**Given exercise**
Find the string "面BCD" in the data, then copy every line where it is found.

**Records provided**
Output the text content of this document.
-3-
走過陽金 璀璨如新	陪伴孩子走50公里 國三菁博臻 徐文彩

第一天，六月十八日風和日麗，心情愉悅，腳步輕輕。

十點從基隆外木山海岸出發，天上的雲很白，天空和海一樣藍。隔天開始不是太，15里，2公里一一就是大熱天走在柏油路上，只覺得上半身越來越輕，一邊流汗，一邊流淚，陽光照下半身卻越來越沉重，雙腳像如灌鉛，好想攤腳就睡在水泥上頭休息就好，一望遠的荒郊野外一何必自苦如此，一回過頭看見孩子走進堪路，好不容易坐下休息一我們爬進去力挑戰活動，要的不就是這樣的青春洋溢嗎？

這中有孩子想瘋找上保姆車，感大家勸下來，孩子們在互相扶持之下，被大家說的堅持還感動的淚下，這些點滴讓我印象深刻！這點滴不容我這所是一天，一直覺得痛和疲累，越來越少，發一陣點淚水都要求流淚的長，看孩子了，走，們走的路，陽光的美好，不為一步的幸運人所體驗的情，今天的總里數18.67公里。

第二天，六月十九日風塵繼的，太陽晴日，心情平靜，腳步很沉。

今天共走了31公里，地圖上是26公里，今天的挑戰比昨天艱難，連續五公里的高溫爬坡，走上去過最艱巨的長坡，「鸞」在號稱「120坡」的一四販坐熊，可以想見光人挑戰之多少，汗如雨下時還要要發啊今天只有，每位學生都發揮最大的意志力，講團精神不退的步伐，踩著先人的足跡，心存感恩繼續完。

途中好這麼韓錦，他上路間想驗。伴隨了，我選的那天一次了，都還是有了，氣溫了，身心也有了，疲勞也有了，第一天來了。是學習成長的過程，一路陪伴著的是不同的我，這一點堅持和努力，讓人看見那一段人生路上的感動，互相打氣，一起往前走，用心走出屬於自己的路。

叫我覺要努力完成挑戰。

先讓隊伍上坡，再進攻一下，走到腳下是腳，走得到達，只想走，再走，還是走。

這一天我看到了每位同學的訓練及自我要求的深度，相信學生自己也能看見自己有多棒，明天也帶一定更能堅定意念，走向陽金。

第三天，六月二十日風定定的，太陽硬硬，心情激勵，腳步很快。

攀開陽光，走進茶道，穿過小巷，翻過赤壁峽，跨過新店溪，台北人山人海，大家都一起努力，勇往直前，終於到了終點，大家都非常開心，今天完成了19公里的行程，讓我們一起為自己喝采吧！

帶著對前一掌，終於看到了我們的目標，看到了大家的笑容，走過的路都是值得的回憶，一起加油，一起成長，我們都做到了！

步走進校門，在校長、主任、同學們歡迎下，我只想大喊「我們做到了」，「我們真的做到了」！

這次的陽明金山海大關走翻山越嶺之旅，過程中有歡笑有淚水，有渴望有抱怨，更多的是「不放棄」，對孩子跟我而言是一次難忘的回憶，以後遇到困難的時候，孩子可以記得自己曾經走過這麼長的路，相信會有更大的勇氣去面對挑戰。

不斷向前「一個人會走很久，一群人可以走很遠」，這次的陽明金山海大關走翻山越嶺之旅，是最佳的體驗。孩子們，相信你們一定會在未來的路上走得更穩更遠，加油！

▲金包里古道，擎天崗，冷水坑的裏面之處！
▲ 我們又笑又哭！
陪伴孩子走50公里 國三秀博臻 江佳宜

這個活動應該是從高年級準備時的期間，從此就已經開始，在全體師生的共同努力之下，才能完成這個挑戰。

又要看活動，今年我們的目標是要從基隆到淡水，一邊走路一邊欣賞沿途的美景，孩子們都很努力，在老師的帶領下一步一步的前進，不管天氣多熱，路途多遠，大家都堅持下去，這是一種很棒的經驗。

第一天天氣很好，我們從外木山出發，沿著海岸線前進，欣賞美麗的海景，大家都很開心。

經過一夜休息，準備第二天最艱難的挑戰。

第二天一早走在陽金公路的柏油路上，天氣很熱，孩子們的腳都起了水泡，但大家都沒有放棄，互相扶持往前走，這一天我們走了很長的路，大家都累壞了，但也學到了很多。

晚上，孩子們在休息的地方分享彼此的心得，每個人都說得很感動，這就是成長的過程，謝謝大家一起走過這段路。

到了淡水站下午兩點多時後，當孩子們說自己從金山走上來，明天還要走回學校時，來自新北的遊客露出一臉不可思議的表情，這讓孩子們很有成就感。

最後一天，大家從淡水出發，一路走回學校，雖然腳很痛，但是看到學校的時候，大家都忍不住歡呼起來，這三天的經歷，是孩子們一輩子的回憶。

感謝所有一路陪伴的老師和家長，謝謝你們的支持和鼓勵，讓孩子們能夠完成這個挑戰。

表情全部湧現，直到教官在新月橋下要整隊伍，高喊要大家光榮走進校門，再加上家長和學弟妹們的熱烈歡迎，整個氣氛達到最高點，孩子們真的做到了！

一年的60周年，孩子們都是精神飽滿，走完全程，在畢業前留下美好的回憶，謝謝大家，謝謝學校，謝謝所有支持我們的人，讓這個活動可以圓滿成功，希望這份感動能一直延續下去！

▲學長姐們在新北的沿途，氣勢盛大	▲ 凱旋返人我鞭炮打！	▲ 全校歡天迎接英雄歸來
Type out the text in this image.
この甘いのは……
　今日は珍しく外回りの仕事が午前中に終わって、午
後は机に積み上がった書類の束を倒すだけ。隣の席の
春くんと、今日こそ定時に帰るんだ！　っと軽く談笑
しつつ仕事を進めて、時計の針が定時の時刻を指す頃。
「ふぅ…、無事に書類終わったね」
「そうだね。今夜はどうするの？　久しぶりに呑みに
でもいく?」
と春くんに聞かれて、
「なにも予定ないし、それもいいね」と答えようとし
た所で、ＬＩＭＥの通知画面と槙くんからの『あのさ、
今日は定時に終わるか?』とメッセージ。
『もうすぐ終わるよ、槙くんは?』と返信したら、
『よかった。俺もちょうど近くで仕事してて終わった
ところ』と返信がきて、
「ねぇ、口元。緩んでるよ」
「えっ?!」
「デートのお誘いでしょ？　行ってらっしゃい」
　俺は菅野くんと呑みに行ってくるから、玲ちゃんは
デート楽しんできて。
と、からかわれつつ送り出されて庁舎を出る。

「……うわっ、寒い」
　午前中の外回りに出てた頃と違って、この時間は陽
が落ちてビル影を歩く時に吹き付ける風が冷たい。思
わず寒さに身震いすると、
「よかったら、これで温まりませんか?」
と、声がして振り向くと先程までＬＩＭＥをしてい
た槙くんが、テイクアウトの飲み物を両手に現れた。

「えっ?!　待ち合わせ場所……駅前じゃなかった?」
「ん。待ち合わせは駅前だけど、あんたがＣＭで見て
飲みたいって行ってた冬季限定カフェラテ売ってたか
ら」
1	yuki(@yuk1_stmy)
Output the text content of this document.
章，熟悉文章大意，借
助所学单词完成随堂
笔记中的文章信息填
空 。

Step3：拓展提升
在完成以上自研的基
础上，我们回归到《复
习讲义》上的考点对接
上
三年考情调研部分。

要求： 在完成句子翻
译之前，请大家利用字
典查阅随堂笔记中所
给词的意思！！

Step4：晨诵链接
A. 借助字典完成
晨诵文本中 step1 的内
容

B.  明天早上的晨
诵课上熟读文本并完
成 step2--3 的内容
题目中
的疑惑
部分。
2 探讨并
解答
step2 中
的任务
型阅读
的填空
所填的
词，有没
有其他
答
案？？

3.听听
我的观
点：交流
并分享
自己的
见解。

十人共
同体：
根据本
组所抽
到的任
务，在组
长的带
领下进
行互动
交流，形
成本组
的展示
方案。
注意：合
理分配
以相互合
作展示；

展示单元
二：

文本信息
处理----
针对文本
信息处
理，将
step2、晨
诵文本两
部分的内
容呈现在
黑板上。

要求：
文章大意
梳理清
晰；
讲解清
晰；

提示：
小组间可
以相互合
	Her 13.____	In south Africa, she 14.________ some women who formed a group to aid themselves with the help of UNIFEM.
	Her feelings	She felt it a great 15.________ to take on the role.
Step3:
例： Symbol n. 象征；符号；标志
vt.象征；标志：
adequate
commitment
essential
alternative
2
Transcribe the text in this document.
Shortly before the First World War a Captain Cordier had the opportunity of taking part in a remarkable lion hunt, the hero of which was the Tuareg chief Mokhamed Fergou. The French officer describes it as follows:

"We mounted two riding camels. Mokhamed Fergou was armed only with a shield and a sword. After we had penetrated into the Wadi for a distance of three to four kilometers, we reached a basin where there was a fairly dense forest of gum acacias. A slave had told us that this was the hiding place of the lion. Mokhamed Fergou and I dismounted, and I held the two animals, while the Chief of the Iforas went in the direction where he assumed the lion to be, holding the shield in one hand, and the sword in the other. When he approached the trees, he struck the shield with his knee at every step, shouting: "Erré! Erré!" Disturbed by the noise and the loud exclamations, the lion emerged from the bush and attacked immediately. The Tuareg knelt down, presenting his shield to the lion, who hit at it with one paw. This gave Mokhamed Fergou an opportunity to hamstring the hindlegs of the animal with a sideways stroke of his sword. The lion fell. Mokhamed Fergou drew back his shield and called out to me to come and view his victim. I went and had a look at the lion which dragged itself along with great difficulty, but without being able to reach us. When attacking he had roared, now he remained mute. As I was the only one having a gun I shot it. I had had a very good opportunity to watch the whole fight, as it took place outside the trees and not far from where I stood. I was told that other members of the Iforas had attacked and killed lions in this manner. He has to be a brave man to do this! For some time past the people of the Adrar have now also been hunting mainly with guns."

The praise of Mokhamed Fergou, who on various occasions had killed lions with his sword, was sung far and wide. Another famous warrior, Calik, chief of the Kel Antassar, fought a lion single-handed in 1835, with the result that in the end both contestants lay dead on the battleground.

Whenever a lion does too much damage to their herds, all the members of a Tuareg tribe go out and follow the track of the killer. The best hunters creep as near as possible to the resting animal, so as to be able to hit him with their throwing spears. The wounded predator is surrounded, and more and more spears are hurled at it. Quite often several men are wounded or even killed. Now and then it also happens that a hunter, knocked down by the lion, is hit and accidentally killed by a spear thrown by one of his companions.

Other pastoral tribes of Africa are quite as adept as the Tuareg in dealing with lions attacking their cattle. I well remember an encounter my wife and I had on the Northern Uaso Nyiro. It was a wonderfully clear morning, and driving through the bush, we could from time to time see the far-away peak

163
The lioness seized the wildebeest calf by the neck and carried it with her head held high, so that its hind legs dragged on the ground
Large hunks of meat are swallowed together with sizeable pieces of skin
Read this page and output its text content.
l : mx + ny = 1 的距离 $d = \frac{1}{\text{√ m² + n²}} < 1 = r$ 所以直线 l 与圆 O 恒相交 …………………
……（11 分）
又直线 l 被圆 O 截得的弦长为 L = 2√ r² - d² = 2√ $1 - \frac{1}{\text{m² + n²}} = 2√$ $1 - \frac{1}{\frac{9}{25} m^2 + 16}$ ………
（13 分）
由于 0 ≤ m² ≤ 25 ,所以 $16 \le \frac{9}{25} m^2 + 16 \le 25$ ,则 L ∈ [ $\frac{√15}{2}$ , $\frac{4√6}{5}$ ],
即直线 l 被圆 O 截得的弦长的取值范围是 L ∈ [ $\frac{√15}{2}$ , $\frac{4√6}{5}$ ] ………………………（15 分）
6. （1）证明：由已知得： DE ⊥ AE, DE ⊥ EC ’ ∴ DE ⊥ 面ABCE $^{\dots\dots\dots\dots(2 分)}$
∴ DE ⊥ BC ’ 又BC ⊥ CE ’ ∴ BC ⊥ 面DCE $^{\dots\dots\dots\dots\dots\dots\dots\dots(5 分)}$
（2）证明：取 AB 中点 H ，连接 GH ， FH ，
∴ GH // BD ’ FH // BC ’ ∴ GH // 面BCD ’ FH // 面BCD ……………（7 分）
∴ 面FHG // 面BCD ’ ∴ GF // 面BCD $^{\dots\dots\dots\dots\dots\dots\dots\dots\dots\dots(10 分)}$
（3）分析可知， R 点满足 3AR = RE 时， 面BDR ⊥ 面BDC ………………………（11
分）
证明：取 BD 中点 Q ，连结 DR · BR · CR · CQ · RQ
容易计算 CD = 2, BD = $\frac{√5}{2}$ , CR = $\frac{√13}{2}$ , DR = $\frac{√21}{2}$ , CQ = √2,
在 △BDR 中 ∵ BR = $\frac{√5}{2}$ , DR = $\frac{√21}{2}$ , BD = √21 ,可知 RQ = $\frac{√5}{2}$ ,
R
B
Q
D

**Result for this exercise**
∴ GH // BD ’ FH // BC ’ ∴ GH // 面BCD ’ FH // 面BCD ……………（7 分）
∴ 面FHG // 面BCD ’ ∴ GF // 面BCD $^{\dots\dots\dots\dots\dots\dots\dots\dots\dots\dots(10 分)}$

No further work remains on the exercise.